*** Records shown

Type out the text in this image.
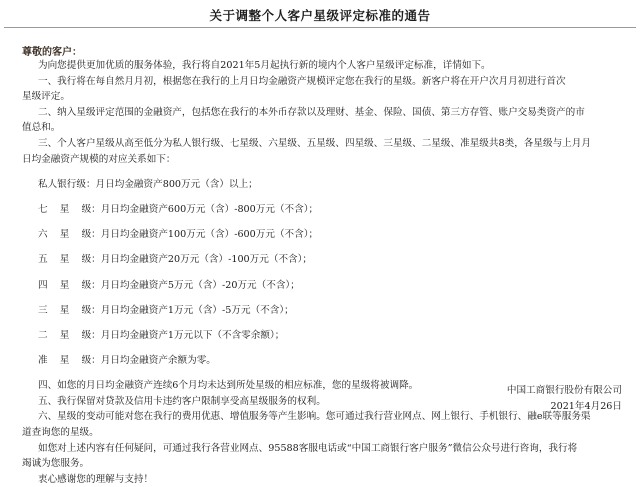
关于调整个人客户星级评定标准的通告
尊敬的客户：

为向您提供更加优质的服务体验，我行将自2021年5月起执行新的境内个人客户星级评定标准，详情如下。

一、我行将在每自然月月初，根据您在我行的上月日均金融资产规模评定您在我行的星级。新客户将在开户次月月初进行首次

星级评定。

二、纳入星级评定范围的金融资产，包括您在我行的本外币存款以及理财、基金、保险、国债、第三方存管、账户交易类资产的市

值总和。

三、个人客户星级从高至低分为私人银行级、七星级、六星级、五星级、四星级、三星级、二星级、准星级共8类，各星级与上月月

日均金融资产规模的对应关系如下：

私人银行级：月日均金融资产800万元（含）以上；

七    星    级：月日均金融资产600万元（含）-800万元（不含）；

六    星    级：月日均金融资产100万元（含）-600万元（不含）；

五    星    级：月日均金融资产20万元（含）-100万元（不含）；

四    星    级：月日均金融资产5万元（含）-20万元（不含）；

三    星    级：月日均金融资产1万元（含）-5万元（不含）；

二    星    级：月日均金融资产1万元以下（不含零余额）；

准    星    级：月日均金融资产余额为零。

四、如您的月日均金融资产连续6个月均未达到所处星级的相应标准，您的星级将被调降。

五、我行保留对贷款及信用卡违约客户限制享受高星级服务的权利。

六、星级的变动可能对您在我行的费用优惠、增值服务等产生影响。您可通过我行营业网点、网上银行、手机银行、融e联等服务渠

道查询您的星级。

如您对上述内容有任何疑问，可通过我行各营业网点、95588客服电话或“中国工商银行客户服务”微信公众号进行咨询，我行将

竭诚为您服务。

衷心感谢您的理解与支持！

中国工商银行股份有限公司
2021年4月26日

******

Given problem: Give an exact copy of the material, leaving out every picture.

Solution to the exercise:
Type out the text in this image.
关于调整个人客户星级评定标准的通告
尊敬的客户：

为向您提供更加优质的服务体验，我行将自2021年5月起执行新的境内个人客户星级评定标准，详情如下。

一、我行将在每自然月月初，根据您在我行的上月日均金融资产规模评定您在我行的星级。新客户将在开户次月月初进行首次

星级评定。

二、纳入星级评定范围的金融资产，包括您在我行的本外币存款以及理财、基金、保险、国债、第三方存管、账户交易类资产的市

值总和。

三、个人客户星级从高至低分为私人银行级、七星级、六星级、五星级、四星级、三星级、二星级、准星级共8类，各星级与上月月

日均金融资产规模的对应关系如下：

私人银行级：月日均金融资产800万元（含）以上；

七    星    级：月日均金融资产600万元（含）-800万元（不含）；

六    星    级：月日均金融资产100万元（含）-600万元（不含）；

五    星    级：月日均金融资产20万元（含）-100万元（不含）；

四    星    级：月日均金融资产5万元（含）-20万元（不含）；

三    星    级：月日均金融资产1万元（含）-5万元（不含）；

二    星    级：月日均金融资产1万元以下（不含零余额）；

准    星    级：月日均金融资产余额为零。

四、如您的月日均金融资产连续6个月均未达到所处星级的相应标准，您的星级将被调降。

五、我行保留对贷款及信用卡违约客户限制享受高星级服务的权利。

六、星级的变动可能对您在我行的费用优惠、增值服务等产生影响。您可通过我行营业网点、网上银行、手机银行、融e联等服务渠

道查询您的星级。

如您对上述内容有任何疑问，可通过我行各营业网点、95588客服电话或“中国工商银行客户服务”微信公众号进行咨询，我行将

竭诚为您服务。

衷心感谢您的理解与支持！

中国工商银行股份有限公司
2021年4月26日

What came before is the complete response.